Exercise
Repeat the listing word for word. No pictures belong in the copy.
* Begin Exercise data *
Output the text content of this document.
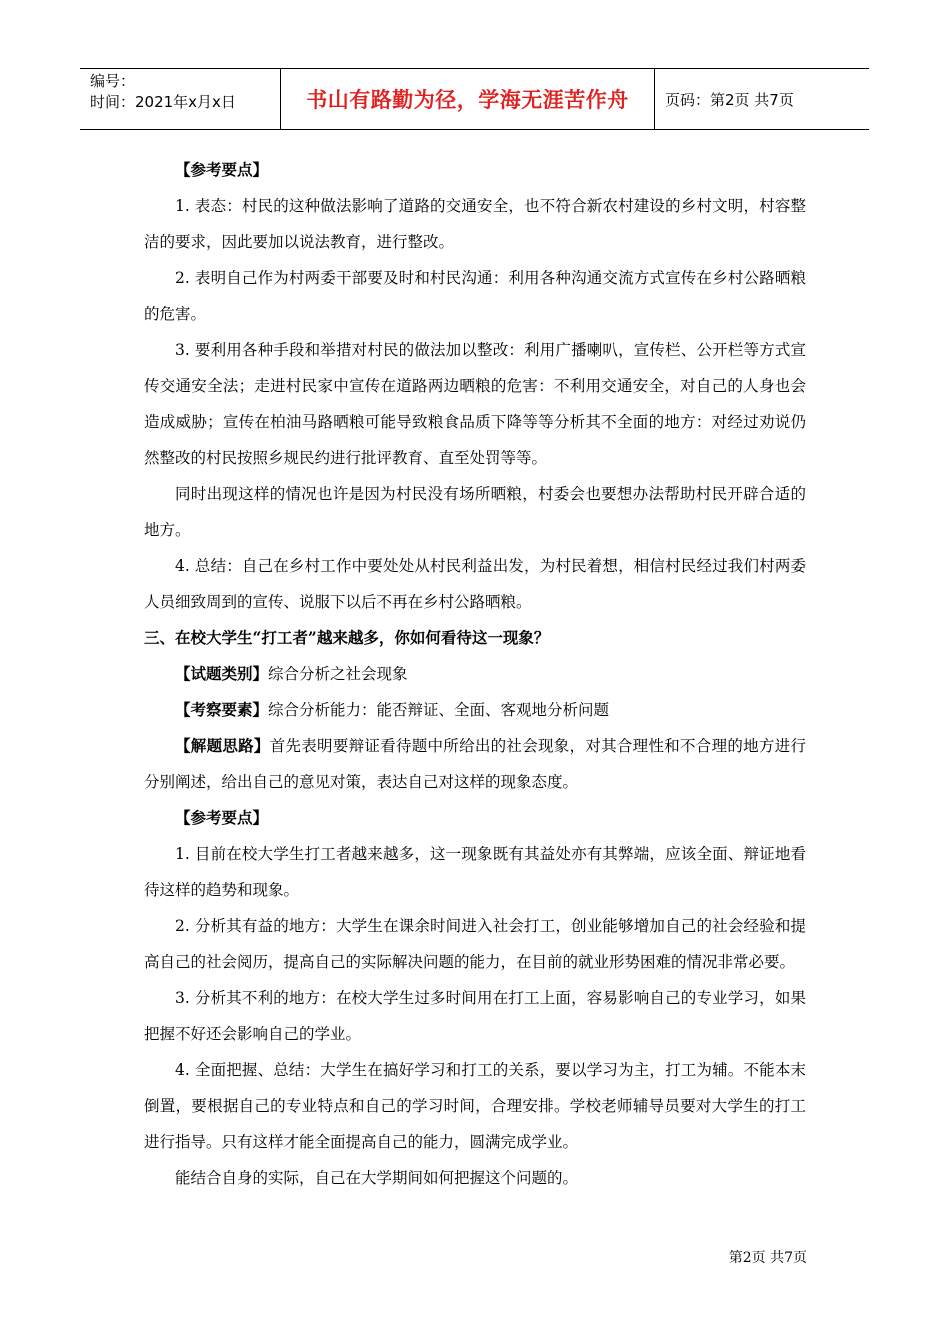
编号：
时间：2021年x月x日	书山有路勤为径，学海无涯苦作舟	页码：第2页 共7页

【参考要点】

1. 表态：村民的这种做法影响了道路的交通安全，也不符合新农村建设的乡村文明，村容整洁的要求，因此要加以说法教育，进行整改。

2. 表明自己作为村两委干部要及时和村民沟通：利用各种沟通交流方式宣传在乡村公路晒粮的危害。

3. 要利用各种手段和举措对村民的做法加以整改：利用广播喇叭，宣传栏、公开栏等方式宣传交通安全法；走进村民家中宣传在道路两边晒粮的危害：不利用交通安全，对自己的人身也会造成威胁；宣传在柏油马路晒粮可能导致粮食品质下降等等分析其不全面的地方：对经过劝说仍然整改的村民按照乡规民约进行批评教育、直至处罚等等。

同时出现这样的情况也许是因为村民没有场所晒粮，村委会也要想办法帮助村民开辟合适的地方。

4. 总结：自己在乡村工作中要处处从村民利益出发，为村民着想，相信村民经过我们村两委人员细致周到的宣传、说服下以后不再在乡村公路晒粮。

三、在校大学生“打工者”越来越多，你如何看待这一现象？

【试题类别】综合分析之社会现象

【考察要素】综合分析能力：能否辩证、全面、客观地分析问题

【解题思路】首先表明要辩证看待题中所给出的社会现象，对其合理性和不合理的地方进行分别阐述，给出自己的意见对策，表达自己对这样的现象态度。

【参考要点】

1. 目前在校大学生打工者越来越多，这一现象既有其益处亦有其弊端，应该全面、辩证地看待这样的趋势和现象。

2. 分析其有益的地方：大学生在课余时间进入社会打工，创业能够增加自己的社会经验和提高自己的社会阅历，提高自己的实际解决问题的能力，在目前的就业形势困难的情况非常必要。

3. 分析其不利的地方：在校大学生过多时间用在打工上面，容易影响自己的专业学习，如果把握不好还会影响自己的学业。

4. 全面把握、总结：大学生在搞好学习和打工的关系，要以学习为主，打工为辅。不能本末倒置，要根据自己的专业特点和自己的学习时间，合理安排。学校老师辅导员要对大学生的打工进行指导。只有这样才能全面提高自己的能力，圆满完成学业。

能结合自身的实际，自己在大学期间如何把握这个问题的。

第2页 共7页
* End Exercise data *
Reply
Output the text content of this document.
编号：
时间：2021年x月x日	书山有路勤为径，学海无涯苦作舟	页码：第2页 共7页

【参考要点】

1. 表态：村民的这种做法影响了道路的交通安全，也不符合新农村建设的乡村文明，村容整洁的要求，因此要加以说法教育，进行整改。

2. 表明自己作为村两委干部要及时和村民沟通：利用各种沟通交流方式宣传在乡村公路晒粮的危害。

3. 要利用各种手段和举措对村民的做法加以整改：利用广播喇叭，宣传栏、公开栏等方式宣传交通安全法；走进村民家中宣传在道路两边晒粮的危害：不利用交通安全，对自己的人身也会造成威胁；宣传在柏油马路晒粮可能导致粮食品质下降等等分析其不全面的地方：对经过劝说仍然整改的村民按照乡规民约进行批评教育、直至处罚等等。

同时出现这样的情况也许是因为村民没有场所晒粮，村委会也要想办法帮助村民开辟合适的地方。

4. 总结：自己在乡村工作中要处处从村民利益出发，为村民着想，相信村民经过我们村两委人员细致周到的宣传、说服下以后不再在乡村公路晒粮。

三、在校大学生“打工者”越来越多，你如何看待这一现象？

【试题类别】综合分析之社会现象

【考察要素】综合分析能力：能否辩证、全面、客观地分析问题

【解题思路】首先表明要辩证看待题中所给出的社会现象，对其合理性和不合理的地方进行分别阐述，给出自己的意见对策，表达自己对这样的现象态度。

【参考要点】

1. 目前在校大学生打工者越来越多，这一现象既有其益处亦有其弊端，应该全面、辩证地看待这样的趋势和现象。

2. 分析其有益的地方：大学生在课余时间进入社会打工，创业能够增加自己的社会经验和提高自己的社会阅历，提高自己的实际解决问题的能力，在目前的就业形势困难的情况非常必要。

3. 分析其不利的地方：在校大学生过多时间用在打工上面，容易影响自己的专业学习，如果把握不好还会影响自己的学业。

4. 全面把握、总结：大学生在搞好学习和打工的关系，要以学习为主，打工为辅。不能本末倒置，要根据自己的专业特点和自己的学习时间，合理安排。学校老师辅导员要对大学生的打工进行指导。只有这样才能全面提高自己的能力，圆满完成学业。

能结合自身的实际，自己在大学期间如何把握这个问题的。

第2页 共7页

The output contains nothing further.